_Task instructions_
Extract each line where the string "PIEPER" shows up.

_Extracted information_
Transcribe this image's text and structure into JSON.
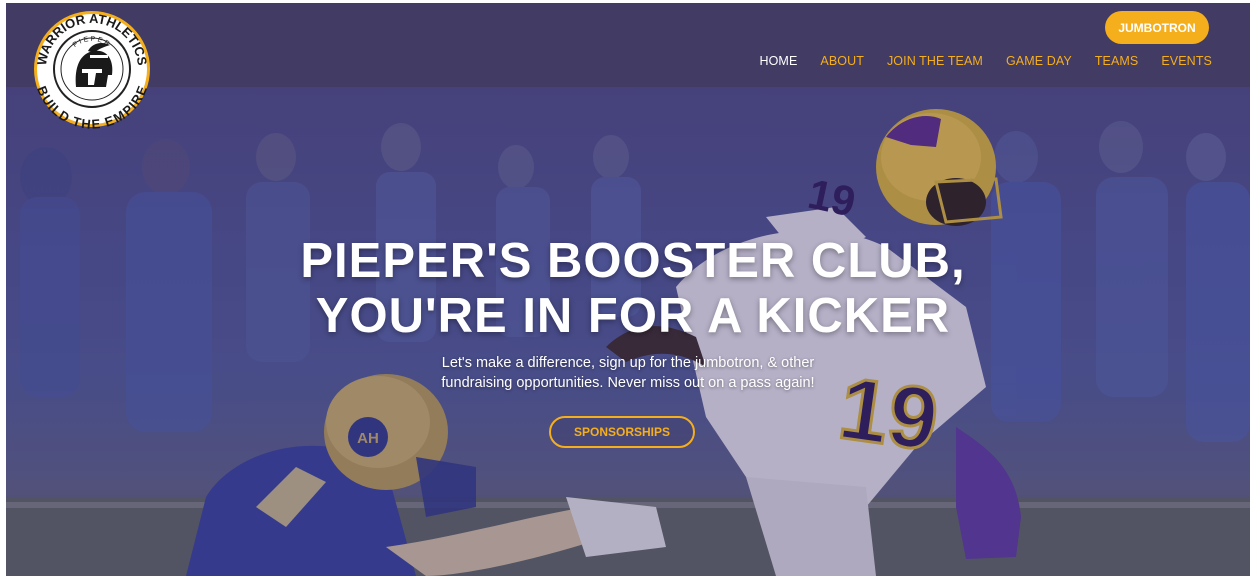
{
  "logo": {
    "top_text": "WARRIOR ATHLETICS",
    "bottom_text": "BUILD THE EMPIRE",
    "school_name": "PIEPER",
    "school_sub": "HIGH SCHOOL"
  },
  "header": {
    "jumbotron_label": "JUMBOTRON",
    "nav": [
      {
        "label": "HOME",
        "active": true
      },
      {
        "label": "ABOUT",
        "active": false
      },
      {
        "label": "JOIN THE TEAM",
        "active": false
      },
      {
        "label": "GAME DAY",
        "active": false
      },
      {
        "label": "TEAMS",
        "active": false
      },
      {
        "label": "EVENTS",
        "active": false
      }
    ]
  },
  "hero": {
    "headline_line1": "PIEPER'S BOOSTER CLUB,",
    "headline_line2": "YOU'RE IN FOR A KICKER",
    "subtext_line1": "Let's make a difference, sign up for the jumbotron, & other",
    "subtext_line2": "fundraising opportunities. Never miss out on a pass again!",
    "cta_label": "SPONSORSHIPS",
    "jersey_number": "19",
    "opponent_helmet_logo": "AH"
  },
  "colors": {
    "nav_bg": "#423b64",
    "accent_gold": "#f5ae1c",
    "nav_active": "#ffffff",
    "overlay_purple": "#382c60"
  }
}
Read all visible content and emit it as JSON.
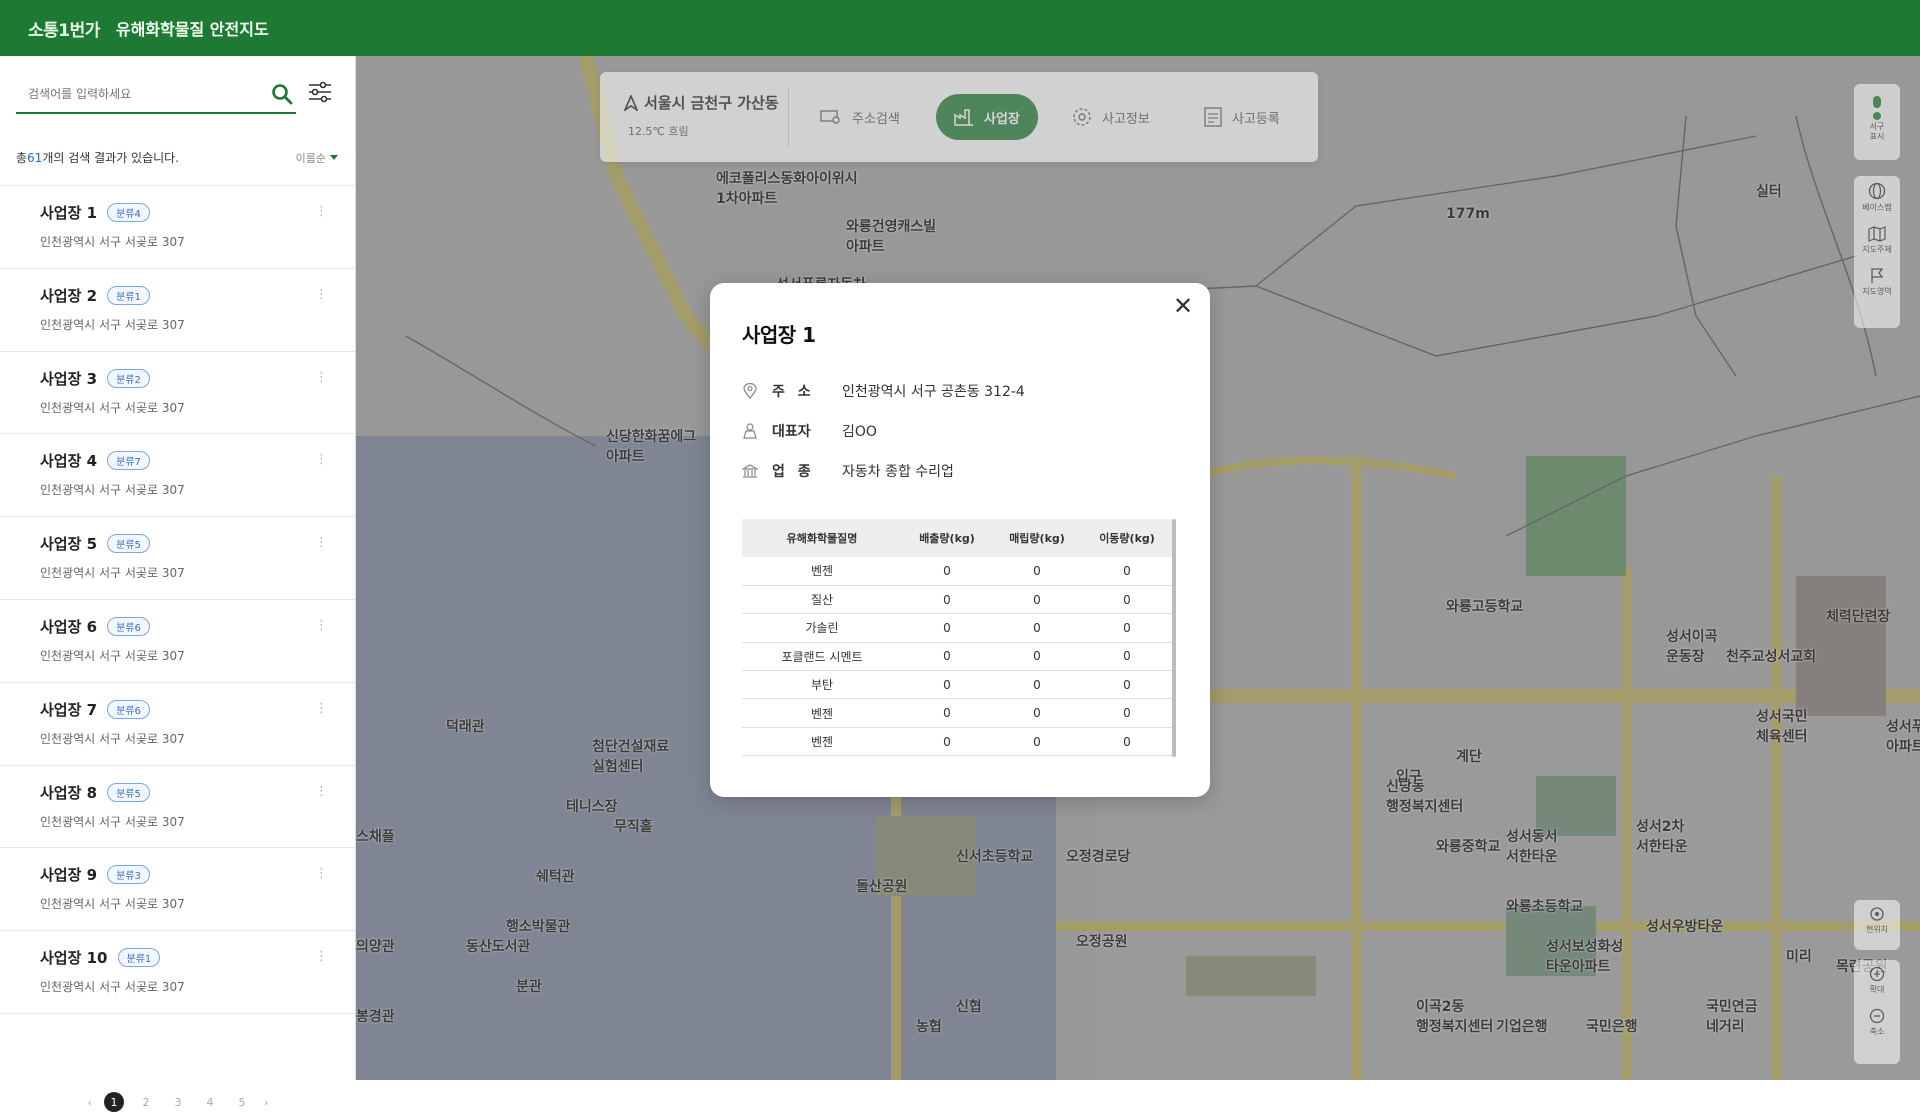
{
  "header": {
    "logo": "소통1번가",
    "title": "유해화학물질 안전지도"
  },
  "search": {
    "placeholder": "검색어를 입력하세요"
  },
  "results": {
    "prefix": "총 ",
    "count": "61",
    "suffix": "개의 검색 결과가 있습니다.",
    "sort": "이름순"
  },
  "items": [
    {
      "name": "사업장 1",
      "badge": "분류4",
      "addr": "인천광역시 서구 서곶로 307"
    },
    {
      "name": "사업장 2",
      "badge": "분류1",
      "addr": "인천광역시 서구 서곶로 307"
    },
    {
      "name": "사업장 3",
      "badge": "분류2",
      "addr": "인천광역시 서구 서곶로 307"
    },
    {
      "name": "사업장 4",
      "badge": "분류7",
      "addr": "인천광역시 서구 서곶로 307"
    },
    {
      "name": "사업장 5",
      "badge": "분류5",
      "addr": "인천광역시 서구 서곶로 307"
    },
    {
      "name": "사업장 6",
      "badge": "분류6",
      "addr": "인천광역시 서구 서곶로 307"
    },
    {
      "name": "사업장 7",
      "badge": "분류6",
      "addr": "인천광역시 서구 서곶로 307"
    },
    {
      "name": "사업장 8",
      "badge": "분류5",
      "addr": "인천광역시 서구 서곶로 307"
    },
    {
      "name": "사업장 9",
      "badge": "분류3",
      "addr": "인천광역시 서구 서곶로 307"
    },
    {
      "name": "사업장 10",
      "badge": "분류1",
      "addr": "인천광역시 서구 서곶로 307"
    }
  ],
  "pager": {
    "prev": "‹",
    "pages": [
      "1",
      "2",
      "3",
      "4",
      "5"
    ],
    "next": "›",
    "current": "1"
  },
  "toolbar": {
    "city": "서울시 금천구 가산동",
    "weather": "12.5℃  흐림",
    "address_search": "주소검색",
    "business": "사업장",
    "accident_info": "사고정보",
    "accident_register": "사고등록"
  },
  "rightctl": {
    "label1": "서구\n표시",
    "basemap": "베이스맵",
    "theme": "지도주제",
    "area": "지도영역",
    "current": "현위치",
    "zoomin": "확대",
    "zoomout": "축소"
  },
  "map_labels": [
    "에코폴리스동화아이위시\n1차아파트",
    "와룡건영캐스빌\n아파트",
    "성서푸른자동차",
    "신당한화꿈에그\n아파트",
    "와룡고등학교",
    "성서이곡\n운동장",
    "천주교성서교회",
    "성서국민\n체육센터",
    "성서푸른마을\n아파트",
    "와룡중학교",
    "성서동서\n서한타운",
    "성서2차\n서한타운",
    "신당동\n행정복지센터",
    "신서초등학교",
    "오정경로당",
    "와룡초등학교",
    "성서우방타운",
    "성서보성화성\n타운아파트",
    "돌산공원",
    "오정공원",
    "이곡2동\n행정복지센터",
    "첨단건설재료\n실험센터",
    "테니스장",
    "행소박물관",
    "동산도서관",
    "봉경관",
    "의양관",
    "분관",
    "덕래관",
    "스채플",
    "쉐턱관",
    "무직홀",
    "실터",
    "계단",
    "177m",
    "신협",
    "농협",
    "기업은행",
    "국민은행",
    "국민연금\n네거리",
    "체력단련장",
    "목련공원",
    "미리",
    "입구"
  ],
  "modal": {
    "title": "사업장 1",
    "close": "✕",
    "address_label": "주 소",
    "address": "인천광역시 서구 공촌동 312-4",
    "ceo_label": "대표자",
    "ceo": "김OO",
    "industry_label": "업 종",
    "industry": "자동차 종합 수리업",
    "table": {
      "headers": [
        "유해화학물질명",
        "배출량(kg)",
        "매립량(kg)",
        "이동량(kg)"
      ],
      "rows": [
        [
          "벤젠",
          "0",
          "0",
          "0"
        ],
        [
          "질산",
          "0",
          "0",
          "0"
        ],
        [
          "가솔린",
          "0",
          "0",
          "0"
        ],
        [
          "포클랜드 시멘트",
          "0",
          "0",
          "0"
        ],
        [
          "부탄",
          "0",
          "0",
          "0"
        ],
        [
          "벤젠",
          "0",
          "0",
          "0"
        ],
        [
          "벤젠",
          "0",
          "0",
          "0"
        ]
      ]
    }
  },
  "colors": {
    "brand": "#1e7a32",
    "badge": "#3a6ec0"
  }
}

---

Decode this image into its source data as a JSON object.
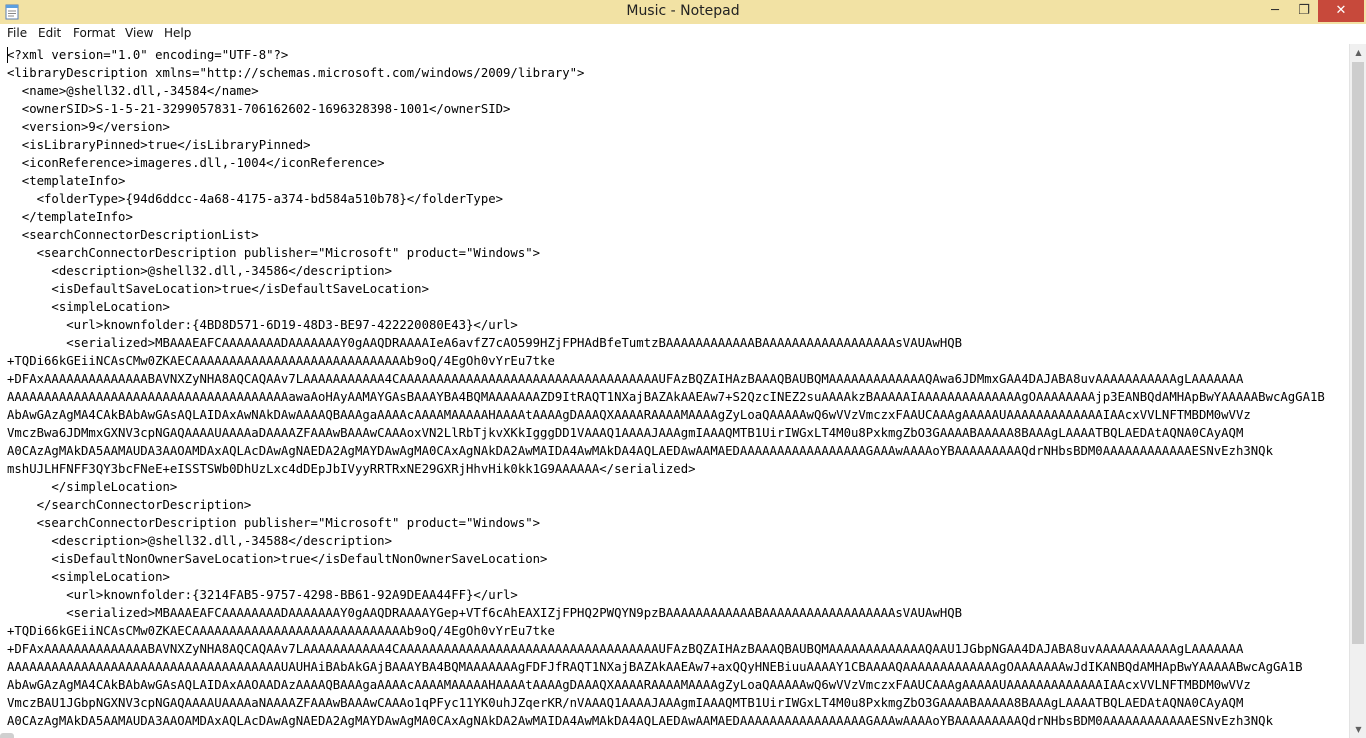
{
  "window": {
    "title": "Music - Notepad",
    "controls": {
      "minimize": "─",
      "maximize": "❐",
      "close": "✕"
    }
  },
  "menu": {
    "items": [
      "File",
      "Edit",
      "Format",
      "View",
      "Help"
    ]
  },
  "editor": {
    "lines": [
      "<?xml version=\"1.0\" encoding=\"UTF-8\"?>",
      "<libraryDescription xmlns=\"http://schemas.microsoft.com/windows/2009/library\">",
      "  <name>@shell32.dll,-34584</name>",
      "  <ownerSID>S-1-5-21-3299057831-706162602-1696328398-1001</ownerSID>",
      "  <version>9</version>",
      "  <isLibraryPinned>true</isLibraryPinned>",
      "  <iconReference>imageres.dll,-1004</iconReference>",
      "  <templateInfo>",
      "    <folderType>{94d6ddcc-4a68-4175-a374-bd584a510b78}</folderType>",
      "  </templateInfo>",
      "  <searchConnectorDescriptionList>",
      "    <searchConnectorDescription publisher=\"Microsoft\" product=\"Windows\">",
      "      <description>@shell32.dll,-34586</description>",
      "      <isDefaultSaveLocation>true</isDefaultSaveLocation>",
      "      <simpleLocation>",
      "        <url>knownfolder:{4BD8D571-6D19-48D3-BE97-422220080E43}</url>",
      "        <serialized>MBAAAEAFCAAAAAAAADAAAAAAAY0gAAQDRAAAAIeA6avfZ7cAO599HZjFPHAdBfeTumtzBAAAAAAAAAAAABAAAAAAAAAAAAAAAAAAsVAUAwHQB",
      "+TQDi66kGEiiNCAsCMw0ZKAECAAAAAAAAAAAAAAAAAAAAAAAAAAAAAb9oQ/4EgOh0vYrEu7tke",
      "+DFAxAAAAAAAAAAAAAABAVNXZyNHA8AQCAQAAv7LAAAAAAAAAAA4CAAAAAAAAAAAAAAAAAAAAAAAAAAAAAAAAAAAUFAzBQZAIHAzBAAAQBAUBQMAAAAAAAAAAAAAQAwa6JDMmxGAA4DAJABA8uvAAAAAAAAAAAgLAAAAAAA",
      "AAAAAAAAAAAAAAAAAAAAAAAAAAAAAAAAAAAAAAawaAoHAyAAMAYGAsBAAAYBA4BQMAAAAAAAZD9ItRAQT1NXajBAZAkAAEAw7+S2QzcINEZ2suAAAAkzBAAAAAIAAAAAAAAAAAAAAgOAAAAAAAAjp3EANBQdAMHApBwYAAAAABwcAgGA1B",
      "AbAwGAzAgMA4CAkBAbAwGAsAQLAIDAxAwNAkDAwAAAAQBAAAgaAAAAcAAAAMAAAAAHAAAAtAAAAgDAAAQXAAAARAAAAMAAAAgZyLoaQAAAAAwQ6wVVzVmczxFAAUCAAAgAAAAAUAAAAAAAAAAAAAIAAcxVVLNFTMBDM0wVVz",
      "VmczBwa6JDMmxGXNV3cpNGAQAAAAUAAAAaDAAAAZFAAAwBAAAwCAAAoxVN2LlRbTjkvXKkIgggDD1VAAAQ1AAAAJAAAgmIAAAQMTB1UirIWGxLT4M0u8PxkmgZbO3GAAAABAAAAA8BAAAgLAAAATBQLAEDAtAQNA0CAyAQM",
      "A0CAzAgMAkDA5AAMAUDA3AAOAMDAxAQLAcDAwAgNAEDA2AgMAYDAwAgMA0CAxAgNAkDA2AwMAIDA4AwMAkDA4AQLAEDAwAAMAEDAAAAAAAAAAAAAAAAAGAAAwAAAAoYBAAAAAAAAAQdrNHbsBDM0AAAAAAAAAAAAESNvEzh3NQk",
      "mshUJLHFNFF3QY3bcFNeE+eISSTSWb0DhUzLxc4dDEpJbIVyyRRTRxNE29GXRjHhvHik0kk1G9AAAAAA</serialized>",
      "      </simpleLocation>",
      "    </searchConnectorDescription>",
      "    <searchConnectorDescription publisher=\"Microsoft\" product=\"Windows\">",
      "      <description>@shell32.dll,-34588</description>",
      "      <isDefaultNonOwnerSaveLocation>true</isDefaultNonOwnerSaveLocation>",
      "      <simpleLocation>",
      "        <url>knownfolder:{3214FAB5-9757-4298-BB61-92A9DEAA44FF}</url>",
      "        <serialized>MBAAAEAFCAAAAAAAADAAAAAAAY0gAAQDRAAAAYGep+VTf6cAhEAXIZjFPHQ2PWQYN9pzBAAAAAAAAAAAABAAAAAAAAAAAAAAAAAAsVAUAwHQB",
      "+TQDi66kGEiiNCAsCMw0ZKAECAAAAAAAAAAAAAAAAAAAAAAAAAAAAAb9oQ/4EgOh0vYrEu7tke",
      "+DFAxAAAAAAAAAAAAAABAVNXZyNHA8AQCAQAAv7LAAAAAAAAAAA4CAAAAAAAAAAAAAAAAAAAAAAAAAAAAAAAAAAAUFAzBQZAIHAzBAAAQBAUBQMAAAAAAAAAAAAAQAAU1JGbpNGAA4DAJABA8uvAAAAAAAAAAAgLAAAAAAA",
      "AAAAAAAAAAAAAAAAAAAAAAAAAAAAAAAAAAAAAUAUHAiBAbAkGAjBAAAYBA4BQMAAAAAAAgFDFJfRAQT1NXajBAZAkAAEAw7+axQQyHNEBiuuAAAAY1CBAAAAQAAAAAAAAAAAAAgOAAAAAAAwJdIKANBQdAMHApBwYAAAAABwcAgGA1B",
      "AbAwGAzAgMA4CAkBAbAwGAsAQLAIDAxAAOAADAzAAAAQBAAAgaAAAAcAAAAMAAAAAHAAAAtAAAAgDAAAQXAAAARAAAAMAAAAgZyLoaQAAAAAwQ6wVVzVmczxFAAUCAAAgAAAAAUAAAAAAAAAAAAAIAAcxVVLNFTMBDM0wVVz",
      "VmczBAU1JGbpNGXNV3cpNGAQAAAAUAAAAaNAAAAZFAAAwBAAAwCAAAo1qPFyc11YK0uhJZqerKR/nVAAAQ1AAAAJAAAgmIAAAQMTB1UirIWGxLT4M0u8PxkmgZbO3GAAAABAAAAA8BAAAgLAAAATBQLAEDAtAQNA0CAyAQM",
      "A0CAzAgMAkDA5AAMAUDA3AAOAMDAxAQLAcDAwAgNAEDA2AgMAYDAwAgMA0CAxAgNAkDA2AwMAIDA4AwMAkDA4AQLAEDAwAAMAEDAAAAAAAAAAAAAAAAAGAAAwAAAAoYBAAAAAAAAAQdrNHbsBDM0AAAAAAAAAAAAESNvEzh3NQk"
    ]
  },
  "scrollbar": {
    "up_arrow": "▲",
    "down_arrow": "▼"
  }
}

_Right answer_
    "school_name": "PIEPER",
    "headline_line1": "PIEPER'S BOOSTER CLUB,",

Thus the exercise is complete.